Exactly reproduce each entry, leaving out nothing.
---------------
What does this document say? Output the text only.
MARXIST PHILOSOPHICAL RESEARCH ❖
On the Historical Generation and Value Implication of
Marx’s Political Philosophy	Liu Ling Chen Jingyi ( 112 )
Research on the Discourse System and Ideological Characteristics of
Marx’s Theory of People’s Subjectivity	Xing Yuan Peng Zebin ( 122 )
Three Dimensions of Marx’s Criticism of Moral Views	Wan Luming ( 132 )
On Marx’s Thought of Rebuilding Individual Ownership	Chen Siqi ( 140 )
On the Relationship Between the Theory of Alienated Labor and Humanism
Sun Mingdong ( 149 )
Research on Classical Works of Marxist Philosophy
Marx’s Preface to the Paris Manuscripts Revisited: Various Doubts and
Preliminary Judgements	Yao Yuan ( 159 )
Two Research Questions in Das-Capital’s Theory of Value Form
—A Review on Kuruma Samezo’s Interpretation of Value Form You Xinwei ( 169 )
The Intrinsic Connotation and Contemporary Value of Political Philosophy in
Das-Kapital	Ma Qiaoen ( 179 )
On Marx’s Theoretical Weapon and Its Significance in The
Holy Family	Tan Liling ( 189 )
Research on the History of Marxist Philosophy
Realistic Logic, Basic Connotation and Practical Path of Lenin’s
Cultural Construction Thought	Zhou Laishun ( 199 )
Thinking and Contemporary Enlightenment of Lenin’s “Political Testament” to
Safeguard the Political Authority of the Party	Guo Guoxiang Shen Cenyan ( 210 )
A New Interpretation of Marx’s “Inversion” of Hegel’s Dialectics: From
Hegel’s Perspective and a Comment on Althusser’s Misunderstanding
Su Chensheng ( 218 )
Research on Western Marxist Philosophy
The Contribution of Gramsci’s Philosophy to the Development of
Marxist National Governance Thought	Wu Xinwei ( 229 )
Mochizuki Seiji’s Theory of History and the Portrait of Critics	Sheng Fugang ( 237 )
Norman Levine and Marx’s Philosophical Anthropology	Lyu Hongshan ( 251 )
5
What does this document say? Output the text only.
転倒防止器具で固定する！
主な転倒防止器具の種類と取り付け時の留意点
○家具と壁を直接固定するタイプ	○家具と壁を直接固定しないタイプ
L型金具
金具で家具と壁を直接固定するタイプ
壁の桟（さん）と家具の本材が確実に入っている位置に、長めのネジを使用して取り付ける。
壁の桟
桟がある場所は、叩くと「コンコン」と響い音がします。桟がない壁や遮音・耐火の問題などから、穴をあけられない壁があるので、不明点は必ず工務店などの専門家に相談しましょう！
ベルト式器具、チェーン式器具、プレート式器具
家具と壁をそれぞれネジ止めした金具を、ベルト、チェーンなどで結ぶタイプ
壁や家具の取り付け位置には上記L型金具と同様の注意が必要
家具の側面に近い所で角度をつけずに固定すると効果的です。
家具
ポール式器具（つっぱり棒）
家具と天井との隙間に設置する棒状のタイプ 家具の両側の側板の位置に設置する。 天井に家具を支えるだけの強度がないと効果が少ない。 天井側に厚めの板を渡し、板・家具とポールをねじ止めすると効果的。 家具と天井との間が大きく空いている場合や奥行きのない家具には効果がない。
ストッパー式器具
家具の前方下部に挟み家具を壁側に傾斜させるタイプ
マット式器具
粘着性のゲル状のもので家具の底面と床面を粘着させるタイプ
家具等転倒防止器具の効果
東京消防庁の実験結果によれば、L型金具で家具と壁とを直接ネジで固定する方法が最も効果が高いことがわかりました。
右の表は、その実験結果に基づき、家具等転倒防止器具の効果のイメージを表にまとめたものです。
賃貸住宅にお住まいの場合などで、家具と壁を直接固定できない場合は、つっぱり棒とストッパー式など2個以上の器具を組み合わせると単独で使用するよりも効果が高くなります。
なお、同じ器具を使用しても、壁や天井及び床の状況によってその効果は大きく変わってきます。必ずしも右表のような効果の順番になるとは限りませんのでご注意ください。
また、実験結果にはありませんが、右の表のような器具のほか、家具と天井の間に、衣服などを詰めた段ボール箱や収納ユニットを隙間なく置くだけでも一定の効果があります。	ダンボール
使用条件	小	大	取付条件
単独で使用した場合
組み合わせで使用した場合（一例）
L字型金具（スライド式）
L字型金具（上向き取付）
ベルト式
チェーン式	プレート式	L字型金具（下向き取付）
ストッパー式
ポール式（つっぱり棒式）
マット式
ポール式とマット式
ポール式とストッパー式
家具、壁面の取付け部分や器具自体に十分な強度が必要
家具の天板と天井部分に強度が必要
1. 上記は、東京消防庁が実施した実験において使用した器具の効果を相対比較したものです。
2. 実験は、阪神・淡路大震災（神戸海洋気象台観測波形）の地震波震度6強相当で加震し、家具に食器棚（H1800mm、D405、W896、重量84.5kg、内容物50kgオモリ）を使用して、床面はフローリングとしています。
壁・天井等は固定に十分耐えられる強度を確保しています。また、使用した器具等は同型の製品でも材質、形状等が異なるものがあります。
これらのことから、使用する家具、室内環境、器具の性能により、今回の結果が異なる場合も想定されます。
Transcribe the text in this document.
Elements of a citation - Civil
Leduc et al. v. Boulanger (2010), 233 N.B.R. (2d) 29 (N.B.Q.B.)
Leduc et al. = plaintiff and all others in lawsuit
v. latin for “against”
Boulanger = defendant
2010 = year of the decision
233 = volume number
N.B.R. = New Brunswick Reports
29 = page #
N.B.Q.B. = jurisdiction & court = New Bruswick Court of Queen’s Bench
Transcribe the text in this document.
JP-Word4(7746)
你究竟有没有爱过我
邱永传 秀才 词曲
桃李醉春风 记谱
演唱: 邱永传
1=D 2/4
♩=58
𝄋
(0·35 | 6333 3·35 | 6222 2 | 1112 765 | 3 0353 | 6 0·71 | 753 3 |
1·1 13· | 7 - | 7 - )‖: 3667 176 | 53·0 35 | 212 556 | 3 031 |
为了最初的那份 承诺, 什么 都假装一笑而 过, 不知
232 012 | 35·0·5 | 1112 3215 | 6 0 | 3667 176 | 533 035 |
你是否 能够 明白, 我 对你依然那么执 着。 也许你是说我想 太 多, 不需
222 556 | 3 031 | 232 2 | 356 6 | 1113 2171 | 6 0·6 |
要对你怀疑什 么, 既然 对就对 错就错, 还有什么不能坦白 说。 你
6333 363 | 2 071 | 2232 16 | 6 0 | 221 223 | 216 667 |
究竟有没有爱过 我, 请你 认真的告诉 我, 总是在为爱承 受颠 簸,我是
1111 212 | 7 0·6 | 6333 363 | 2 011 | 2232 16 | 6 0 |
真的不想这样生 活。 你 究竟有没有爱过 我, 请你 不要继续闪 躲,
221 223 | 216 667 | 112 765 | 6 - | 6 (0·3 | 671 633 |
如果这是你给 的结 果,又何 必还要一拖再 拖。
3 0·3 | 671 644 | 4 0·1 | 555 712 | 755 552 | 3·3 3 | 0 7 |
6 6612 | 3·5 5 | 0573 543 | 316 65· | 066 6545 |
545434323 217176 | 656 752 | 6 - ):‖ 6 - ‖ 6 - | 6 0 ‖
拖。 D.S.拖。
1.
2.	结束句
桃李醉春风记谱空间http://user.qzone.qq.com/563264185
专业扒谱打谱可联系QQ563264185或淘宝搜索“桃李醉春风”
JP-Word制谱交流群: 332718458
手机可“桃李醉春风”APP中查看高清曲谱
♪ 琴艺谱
---------------
CORRECT ANSWER:
What does this document say? Output the text only.
MARXIST PHILOSOPHICAL RESEARCH ❖
On the Historical Generation and Value Implication of
Marx’s Political Philosophy	Liu Ling Chen Jingyi ( 112 )
Research on the Discourse System and Ideological Characteristics of
Marx’s Theory of People’s Subjectivity	Xing Yuan Peng Zebin ( 122 )
Three Dimensions of Marx’s Criticism of Moral Views	Wan Luming ( 132 )
On Marx’s Thought of Rebuilding Individual Ownership	Chen Siqi ( 140 )
On the Relationship Between the Theory of Alienated Labor and Humanism
Sun Mingdong ( 149 )
Research on Classical Works of Marxist Philosophy
Marx’s Preface to the Paris Manuscripts Revisited: Various Doubts and
Preliminary Judgements	Yao Yuan ( 159 )
Two Research Questions in Das-Capital’s Theory of Value Form
—A Review on Kuruma Samezo’s Interpretation of Value Form You Xinwei ( 169 )
The Intrinsic Connotation and Contemporary Value of Political Philosophy in
Das-Kapital	Ma Qiaoen ( 179 )
On Marx’s Theoretical Weapon and Its Significance in The
Holy Family	Tan Liling ( 189 )
Research on the History of Marxist Philosophy
Realistic Logic, Basic Connotation and Practical Path of Lenin’s
Cultural Construction Thought	Zhou Laishun ( 199 )
Thinking and Contemporary Enlightenment of Lenin’s “Political Testament” to
Safeguard the Political Authority of the Party	Guo Guoxiang Shen Cenyan ( 210 )
A New Interpretation of Marx’s “Inversion” of Hegel’s Dialectics: From
Hegel’s Perspective and a Comment on Althusser’s Misunderstanding
Su Chensheng ( 218 )
Research on Western Marxist Philosophy
The Contribution of Gramsci’s Philosophy to the Development of
Marxist National Governance Thought	Wu Xinwei ( 229 )
Mochizuki Seiji’s Theory of History and the Portrait of Critics	Sheng Fugang ( 237 )
Norman Levine and Marx’s Philosophical Anthropology	Lyu Hongshan ( 251 )
5
What does this document say? Output the text only.
転倒防止器具で固定する！
主な転倒防止器具の種類と取り付け時の留意点
○家具と壁を直接固定するタイプ	○家具と壁を直接固定しないタイプ
L型金具
金具で家具と壁を直接固定するタイプ
壁の桟（さん）と家具の本材が確実に入っている位置に、長めのネジを使用して取り付ける。
壁の桟
桟がある場所は、叩くと「コンコン」と響い音がします。桟がない壁や遮音・耐火の問題などから、穴をあけられない壁があるので、不明点は必ず工務店などの専門家に相談しましょう！
ベルト式器具、チェーン式器具、プレート式器具
家具と壁をそれぞれネジ止めした金具を、ベルト、チェーンなどで結ぶタイプ
壁や家具の取り付け位置には上記L型金具と同様の注意が必要
家具の側面に近い所で角度をつけずに固定すると効果的です。
家具
ポール式器具（つっぱり棒）
家具と天井との隙間に設置する棒状のタイプ 家具の両側の側板の位置に設置する。 天井に家具を支えるだけの強度がないと効果が少ない。 天井側に厚めの板を渡し、板・家具とポールをねじ止めすると効果的。 家具と天井との間が大きく空いている場合や奥行きのない家具には効果がない。
ストッパー式器具
家具の前方下部に挟み家具を壁側に傾斜させるタイプ
マット式器具
粘着性のゲル状のもので家具の底面と床面を粘着させるタイプ
家具等転倒防止器具の効果
東京消防庁の実験結果によれば、L型金具で家具と壁とを直接ネジで固定する方法が最も効果が高いことがわかりました。
右の表は、その実験結果に基づき、家具等転倒防止器具の効果のイメージを表にまとめたものです。
賃貸住宅にお住まいの場合などで、家具と壁を直接固定できない場合は、つっぱり棒とストッパー式など2個以上の器具を組み合わせると単独で使用するよりも効果が高くなります。
なお、同じ器具を使用しても、壁や天井及び床の状況によってその効果は大きく変わってきます。必ずしも右表のような効果の順番になるとは限りませんのでご注意ください。
また、実験結果にはありませんが、右の表のような器具のほか、家具と天井の間に、衣服などを詰めた段ボール箱や収納ユニットを隙間なく置くだけでも一定の効果があります。	ダンボール
使用条件	小	大	取付条件
単独で使用した場合
組み合わせで使用した場合（一例）
L字型金具（スライド式）
L字型金具（上向き取付）
ベルト式
チェーン式	プレート式	L字型金具（下向き取付）
ストッパー式
ポール式（つっぱり棒式）
マット式
ポール式とマット式
ポール式とストッパー式
家具、壁面の取付け部分や器具自体に十分な強度が必要
家具の天板と天井部分に強度が必要
1. 上記は、東京消防庁が実施した実験において使用した器具の効果を相対比較したものです。
2. 実験は、阪神・淡路大震災（神戸海洋気象台観測波形）の地震波震度6強相当で加震し、家具に食器棚（H1800mm、D405、W896、重量84.5kg、内容物50kgオモリ）を使用して、床面はフローリングとしています。
壁・天井等は固定に十分耐えられる強度を確保しています。また、使用した器具等は同型の製品でも材質、形状等が異なるものがあります。
これらのことから、使用する家具、室内環境、器具の性能により、今回の結果が異なる場合も想定されます。
Transcribe the text in this document.
Elements of a citation - Civil
Leduc et al. v. Boulanger (2010), 233 N.B.R. (2d) 29 (N.B.Q.B.)
Leduc et al. = plaintiff and all others in lawsuit
v. latin for “against”
Boulanger = defendant
2010 = year of the decision
233 = volume number
N.B.R. = New Brunswick Reports
29 = page #
N.B.Q.B. = jurisdiction & court = New Bruswick Court of Queen’s Bench
Transcribe the text in this document.
JP-Word4(7746)
你究竟有没有爱过我
邱永传 秀才 词曲
桃李醉春风 记谱
演唱: 邱永传
1=D 2/4
♩=58
𝄋
(0·35 | 6333 3·35 | 6222 2 | 1112 765 | 3 0353 | 6 0·71 | 753 3 |
1·1 13· | 7 - | 7 - )‖: 3667 176 | 53·0 35 | 212 556 | 3 031 |
为了最初的那份 承诺, 什么 都假装一笑而 过, 不知
232 012 | 35·0·5 | 1112 3215 | 6 0 | 3667 176 | 533 035 |
你是否 能够 明白, 我 对你依然那么执 着。 也许你是说我想 太 多, 不需
222 556 | 3 031 | 232 2 | 356 6 | 1113 2171 | 6 0·6 |
要对你怀疑什 么, 既然 对就对 错就错, 还有什么不能坦白 说。 你
6333 363 | 2 071 | 2232 16 | 6 0 | 221 223 | 216 667 |
究竟有没有爱过 我, 请你 认真的告诉 我, 总是在为爱承 受颠 簸,我是
1111 212 | 7 0·6 | 6333 363 | 2 011 | 2232 16 | 6 0 |
真的不想这样生 活。 你 究竟有没有爱过 我, 请你 不要继续闪 躲,
221 223 | 216 667 | 112 765 | 6 - | 6 (0·3 | 671 633 |
如果这是你给 的结 果,又何 必还要一拖再 拖。
3 0·3 | 671 644 | 4 0·1 | 555 712 | 755 552 | 3·3 3 | 0 7 |
6 6612 | 3·5 5 | 0573 543 | 316 65· | 066 6545 |
545434323 217176 | 656 752 | 6 - ):‖ 6 - ‖ 6 - | 6 0 ‖
拖。 D.S.拖。
1.
2.	结束句
桃李醉春风记谱空间http://user.qzone.qq.com/563264185
专业扒谱打谱可联系QQ563264185或淘宝搜索“桃李醉春风”
JP-Word制谱交流群: 332718458
手机可“桃李醉春风”APP中查看高清曲谱
♪ 琴艺谱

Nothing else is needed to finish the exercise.